Every line that holds the string "last" is to be identified and copied.

--- START Task inputs ---

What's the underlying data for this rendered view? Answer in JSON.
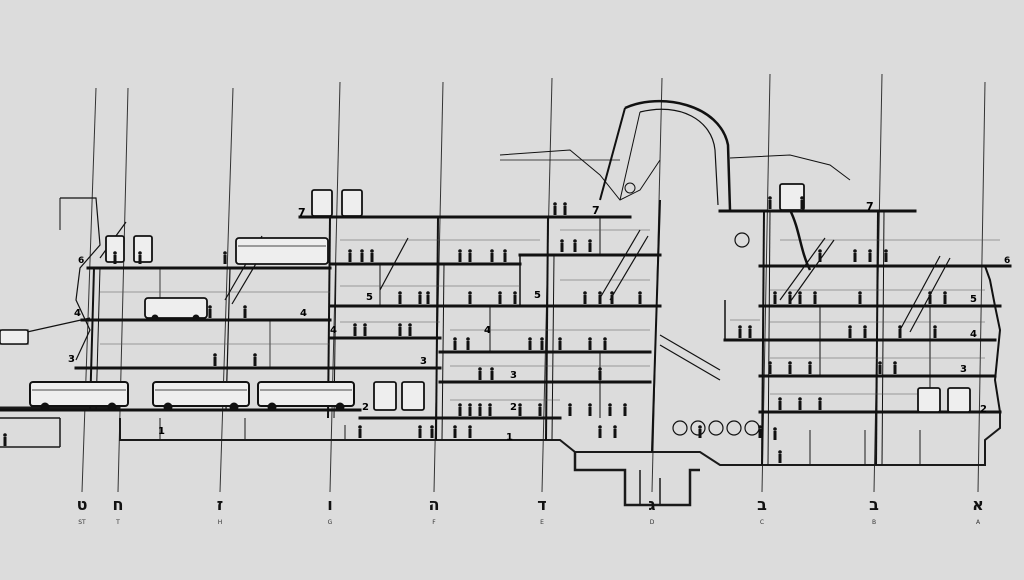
{
  "drawing": {
    "paper_color": "#dcdcdc",
    "ink_color": "#1a1a1a",
    "level_numbers": [
      "1",
      "2",
      "3",
      "4",
      "5",
      "6",
      "7"
    ],
    "axis_labels": [
      {
        "mark": "ט",
        "sub": "ST"
      },
      {
        "mark": "ח",
        "sub": "T"
      },
      {
        "mark": "ז",
        "sub": "H"
      },
      {
        "mark": "ו",
        "sub": "G"
      },
      {
        "mark": "ה",
        "sub": "F"
      },
      {
        "mark": "ד",
        "sub": "E"
      },
      {
        "mark": "ג",
        "sub": "D"
      },
      {
        "mark": "ב",
        "sub": "C"
      },
      {
        "mark": "ב",
        "sub": "B"
      },
      {
        "mark": "א",
        "sub": "A"
      }
    ]
  }
}
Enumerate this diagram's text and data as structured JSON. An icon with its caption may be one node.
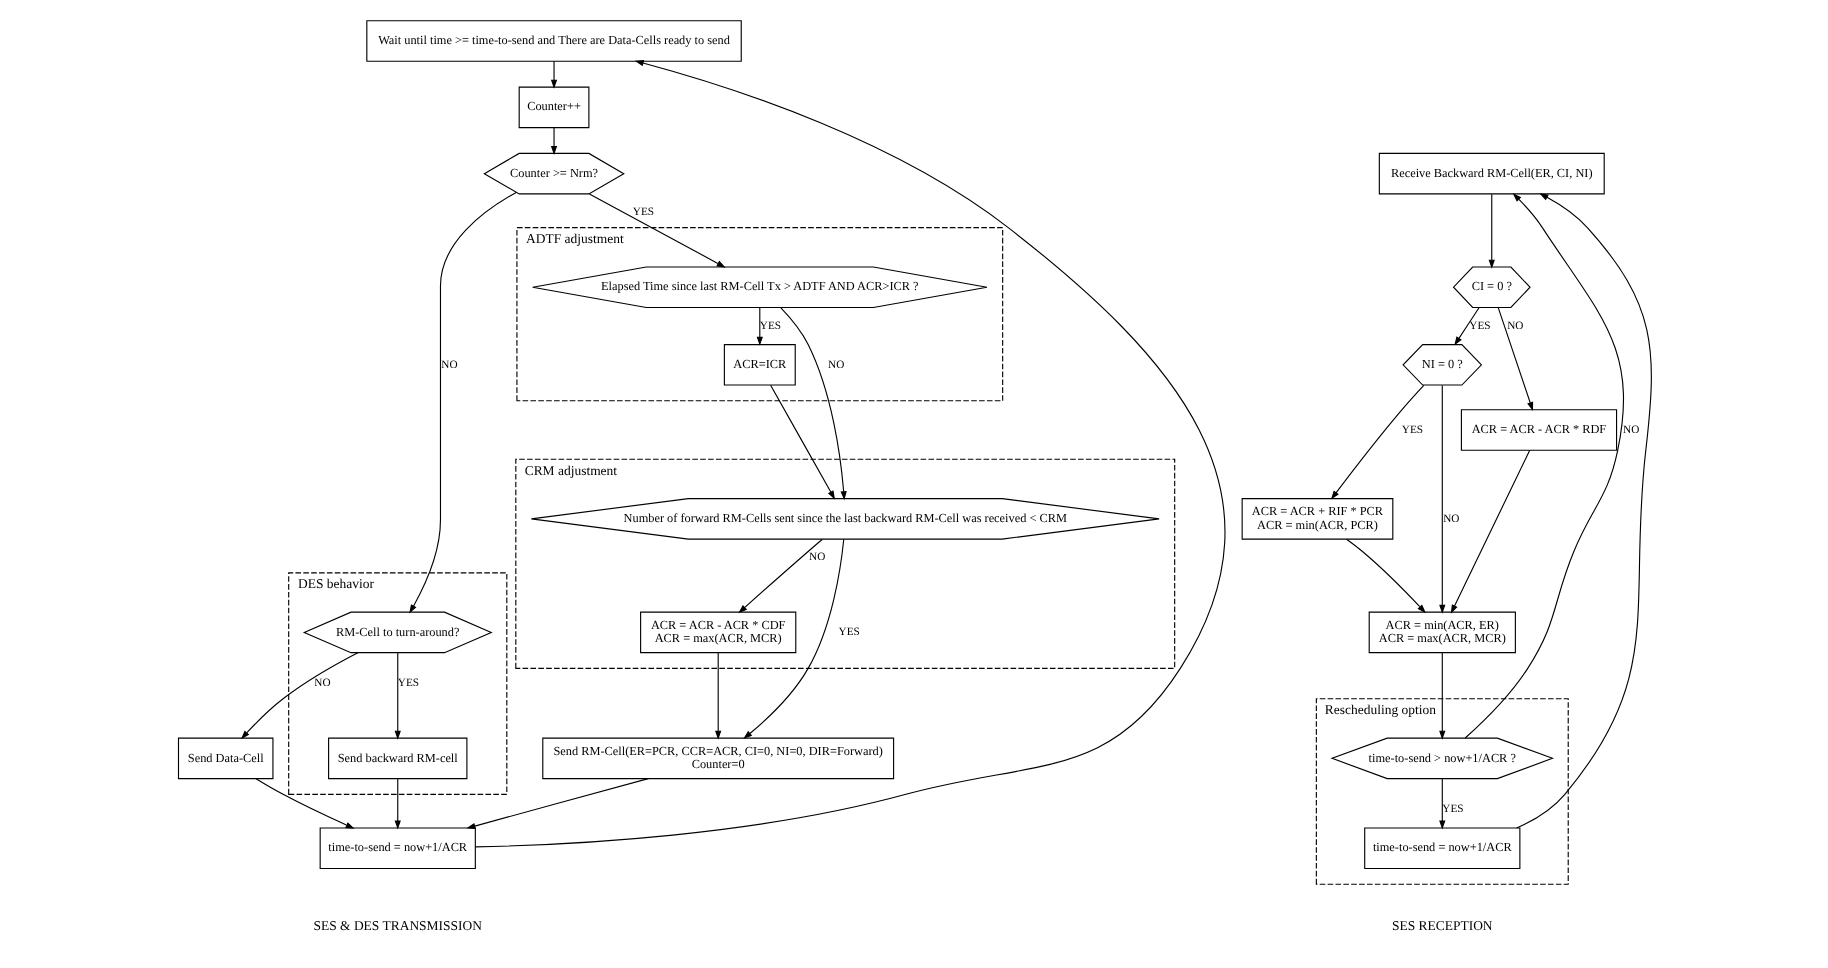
{
  "diagram": {
    "nodes": [
      {
        "text": [
          "Wait until time >= time-to-send and There are Data-Cells ready to send"
        ]
      },
      {
        "text": [
          "Counter++"
        ]
      },
      {
        "text": [
          "Counter >= Nrm?"
        ]
      },
      {
        "text": [
          "time-to-send = now+1/ACR"
        ]
      },
      {
        "text": [
          "DES behavior"
        ]
      },
      {
        "text": [
          "RM-Cell to turn-around?"
        ],
        "in": 4
      },
      {
        "text": [
          "Send backward RM-cell"
        ],
        "in": 4
      },
      {
        "text": [
          "Send Data-Cell"
        ]
      },
      {
        "text": [
          "ADTF adjustment"
        ]
      },
      {
        "text": [
          "Elapsed Time since last RM-Cell Tx > ADTF AND ACR>ICR ?"
        ],
        "in": 8
      },
      {
        "text": [
          "ACR=ICR"
        ],
        "in": 8
      },
      {
        "text": [
          "CRM adjustment"
        ]
      },
      {
        "text": [
          "Number of forward RM-Cells sent since the last backward RM-Cell was received < CRM"
        ],
        "in": 11
      },
      {
        "text": [
          "ACR = ACR - ACR * CDF",
          "ACR = max(ACR, MCR)"
        ],
        "in": 11
      },
      {
        "text": [
          "Send RM-Cell(ER=PCR, CCR=ACR, CI=0, NI=0, DIR=Forward)",
          "Counter=0"
        ]
      },
      {
        "text": [
          "Receive Backward RM-Cell(ER, CI, NI)"
        ]
      },
      {
        "text": [
          "CI = 0 ?"
        ]
      },
      {
        "text": [
          "NI = 0 ?"
        ]
      },
      {
        "text": [
          "ACR = ACR - ACR * RDF"
        ]
      },
      {
        "text": [
          "ACR = ACR + RIF * PCR",
          "ACR = min(ACR, PCR)"
        ]
      },
      {
        "text": [
          "ACR = min(ACR, ER)",
          "ACR = max(ACR, MCR)"
        ]
      },
      {
        "text": [
          "Rescheduling option"
        ]
      },
      {
        "text": [
          "time-to-send > now+1/ACR ?"
        ],
        "in": 21
      },
      {
        "text": [
          "time-to-send = now+1/ACR"
        ],
        "in": 21
      }
    ],
    "edges": [
      {
        "from": 0,
        "to": 1,
        "arrow": "to"
      },
      {
        "from": 1,
        "to": 2,
        "arrow": "to"
      },
      {
        "from": 2,
        "to": 9,
        "arrow": "to",
        "label": "YES"
      },
      {
        "from": 2,
        "to": 5,
        "arrow": "to",
        "label": "NO"
      },
      {
        "from": 5,
        "to": 6,
        "arrow": "to",
        "label": "YES"
      },
      {
        "from": 5,
        "to": 7,
        "arrow": "to",
        "label": "NO"
      },
      {
        "from": 7,
        "to": 3,
        "arrow": "to"
      },
      {
        "from": 6,
        "to": 3,
        "arrow": "to"
      },
      {
        "from": 14,
        "to": 3,
        "arrow": "to"
      },
      {
        "from": 3,
        "to": 0,
        "arrow": "to"
      },
      {
        "from": 9,
        "to": 10,
        "arrow": "to",
        "label": "YES"
      },
      {
        "from": 9,
        "to": 12,
        "arrow": "to",
        "label": "NO"
      },
      {
        "from": 10,
        "to": 12,
        "arrow": "to"
      },
      {
        "from": 12,
        "to": 13,
        "arrow": "to",
        "label": "NO"
      },
      {
        "from": 12,
        "to": 14,
        "arrow": "to",
        "label": "YES"
      },
      {
        "from": 13,
        "to": 14,
        "arrow": "to"
      },
      {
        "from": 15,
        "to": 16,
        "arrow": "to"
      },
      {
        "from": 16,
        "to": 17,
        "arrow": "to",
        "label": "YES"
      },
      {
        "from": 16,
        "to": 18,
        "arrow": "to",
        "label": "NO"
      },
      {
        "from": 17,
        "to": 19,
        "arrow": "to",
        "label": "YES"
      },
      {
        "from": 17,
        "to": 20,
        "arrow": "to",
        "label": "NO"
      },
      {
        "from": 19,
        "to": 20,
        "arrow": "to"
      },
      {
        "from": 18,
        "to": 20,
        "arrow": "to"
      },
      {
        "from": 20,
        "to": 22,
        "arrow": "to"
      },
      {
        "from": 22,
        "to": 23,
        "arrow": "to",
        "label": "YES"
      },
      {
        "from": 22,
        "to": 15,
        "arrow": "to",
        "label": "NO"
      },
      {
        "from": 23,
        "to": 15,
        "arrow": "to"
      }
    ],
    "labels": [
      "SES & DES TRANSMISSION",
      "SES RECEPTION"
    ]
  }
}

--- END Task inputs ---

• _The reply_:
          "Elapsed Time since last RM-Cell Tx > ADTF AND ACR>ICR ?"
          "Number of forward RM-Cells sent since the last backward RM-Cell was received < CRM"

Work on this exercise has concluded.